MATERIAL TO PROCESS –
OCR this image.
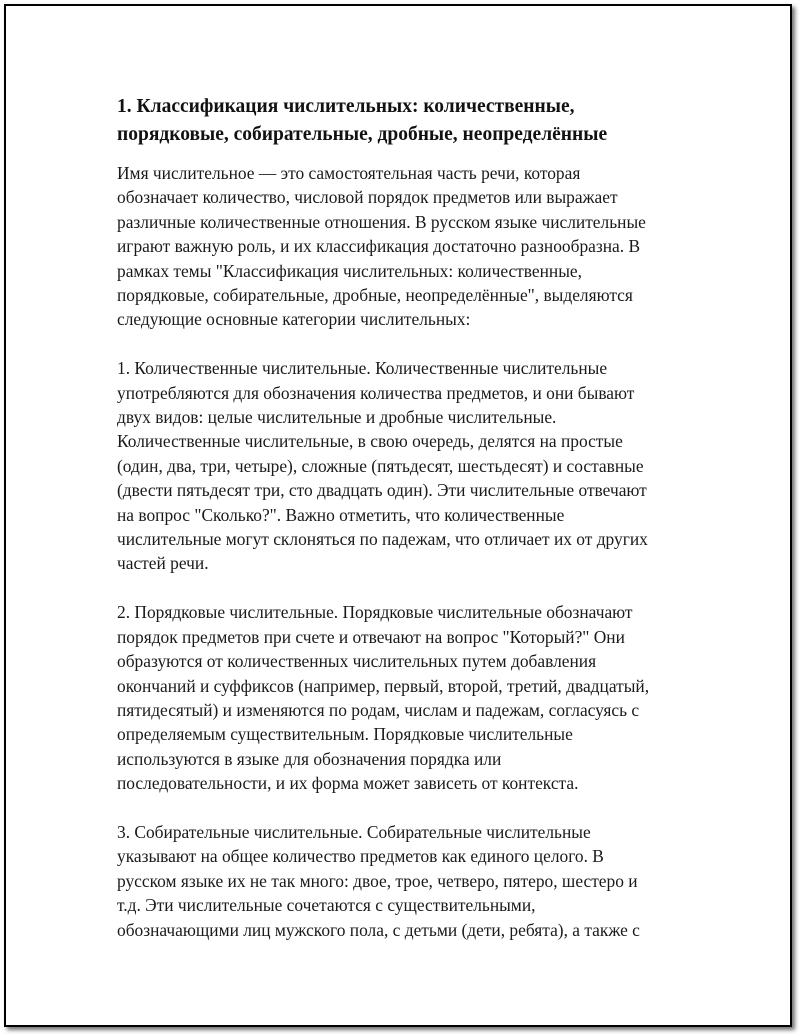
1. Классификация числительных: количественные,
порядковые, собирательные, дробные, неопределённые
Имя числительное — это самостоятельная часть речи, которая
обозначает количество, числовой порядок предметов или выражает
различные количественные отношения. В русском языке числительные
играют важную роль, и их классификация достаточно разнообразна. В
рамках темы "Классификация числительных: количественные,
порядковые, собирательные, дробные, неопределённые", выделяются
следующие основные категории числительных:
1. Количественные числительные. Количественные числительные
употребляются для обозначения количества предметов, и они бывают
двух видов: целые числительные и дробные числительные.
Количественные числительные, в свою очередь, делятся на простые
(один, два, три, четыре), сложные (пятьдесят, шестьдесят) и составные
(двести пятьдесят три, сто двадцать один). Эти числительные отвечают
на вопрос "Сколько?". Важно отметить, что количественные
числительные могут склоняться по падежам, что отличает их от других
частей речи.
2. Порядковые числительные. Порядковые числительные обозначают
порядок предметов при счете и отвечают на вопрос "Который?" Они
образуются от количественных числительных путем добавления
окончаний и суффиксов (например, первый, второй, третий, двадцатый,
пятидесятый) и изменяются по родам, числам и падежам, согласуясь с
определяемым существительным. Порядковые числительные
используются в языке для обозначения порядка или
последовательности, и их форма может зависеть от контекста.
3. Собирательные числительные. Собирательные числительные
указывают на общее количество предметов как единого целого. В
русском языке их не так много: двое, трое, четверо, пятеро, шестеро и
т.д. Эти числительные сочетаются с существительными,
обозначающими лиц мужского пола, с детьми (дети, ребята), а также с
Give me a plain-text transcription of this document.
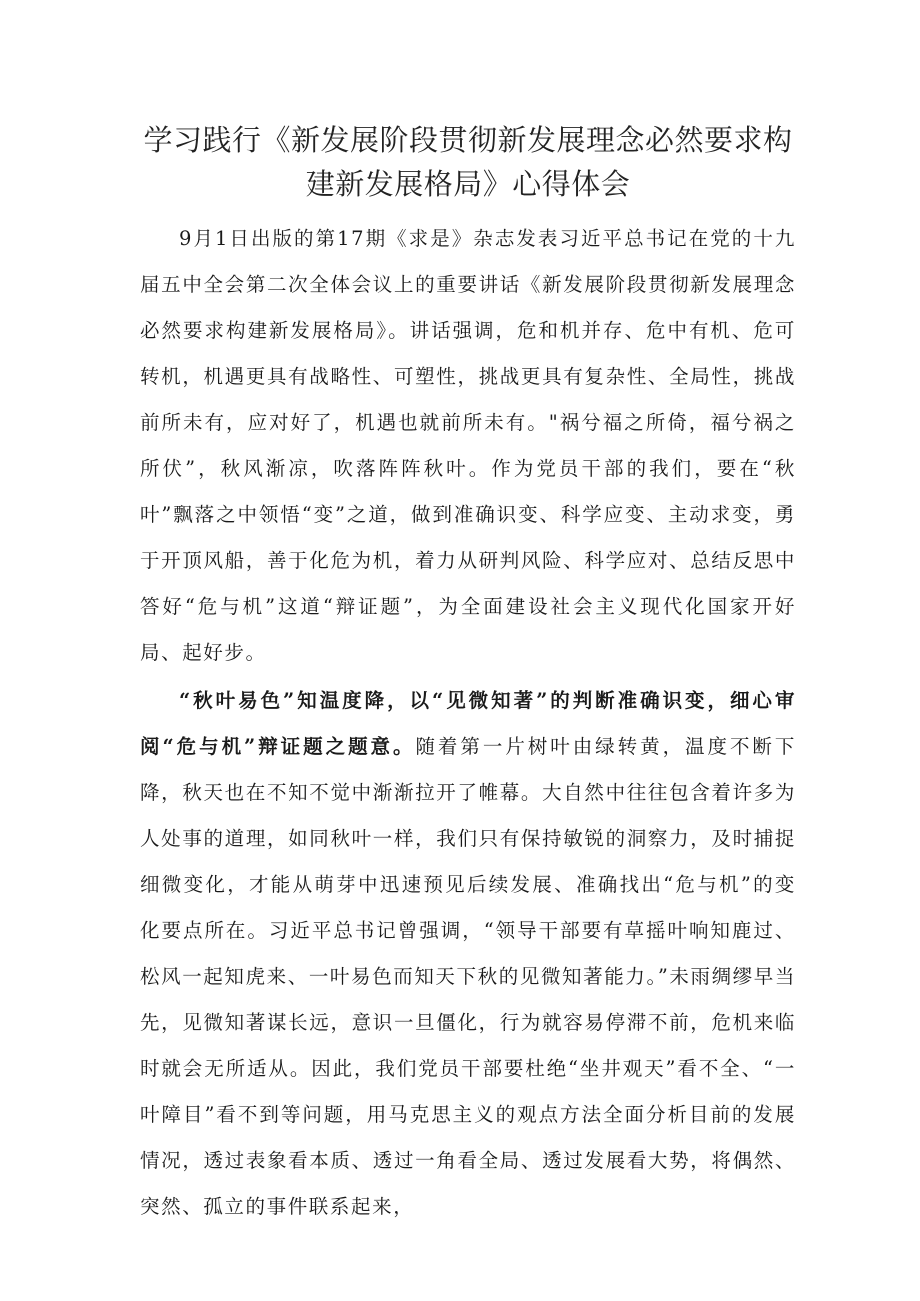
学习践行《新发展阶段贯彻新发展理念必然要求构
建新发展格局》心得体会

9月1日出版的第17期《求是》杂志发表习近平总书记在党的十九届五中全会第二次全体会议上的重要讲话《新发展阶段贯彻新发展理念必然要求构建新发展格局》。讲话强调，危和机并存、危中有机、危可转机，机遇更具有战略性、可塑性，挑战更具有复杂性、全局性，挑战前所未有，应对好了，机遇也就前所未有。"祸兮福之所倚，福兮祸之所伏”，秋风渐凉，吹落阵阵秋叶。作为党员干部的我们，要在“秋叶”飘落之中领悟“变”之道，做到准确识变、科学应变、主动求变，勇于开顶风船，善于化危为机，着力从研判风险、科学应对、总结反思中答好“危与机”这道“辩证题”，为全面建设社会主义现代化国家开好局、起好步。

“秋叶易色”知温度降，以“见微知著”的判断准确识变，细心审阅“危与机”辩证题之题意。随着第一片树叶由绿转黄，温度不断下降，秋天也在不知不觉中渐渐拉开了帷幕。大自然中往往包含着许多为人处事的道理，如同秋叶一样，我们只有保持敏锐的洞察力，及时捕捉细微变化，才能从萌芽中迅速预见后续发展、准确找出“危与机”的变化要点所在。习近平总书记曾强调，“领导干部要有草摇叶响知鹿过、松风一起知虎来、一叶易色而知天下秋的见微知著能力。”未雨绸缪早当先，见微知著谋长远，意识一旦僵化，行为就容易停滞不前，危机来临时就会无所适从。因此，我们党员干部要杜绝“坐井观天”看不全、“一叶障目”看不到等问题，用马克思主义的观点方法全面分析目前的发展情况，透过表象看本质、透过一角看全局、透过发展看大势，将偶然、突然、孤立的事件联系起来，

EXERCISE DESCRIPTION – Copy every line above that holds the word "порядок".

TASK ANSWER –
обозначает количество, числовой порядок предметов или выражает
порядок предметов при счете и отвечают на вопрос "Который?" Они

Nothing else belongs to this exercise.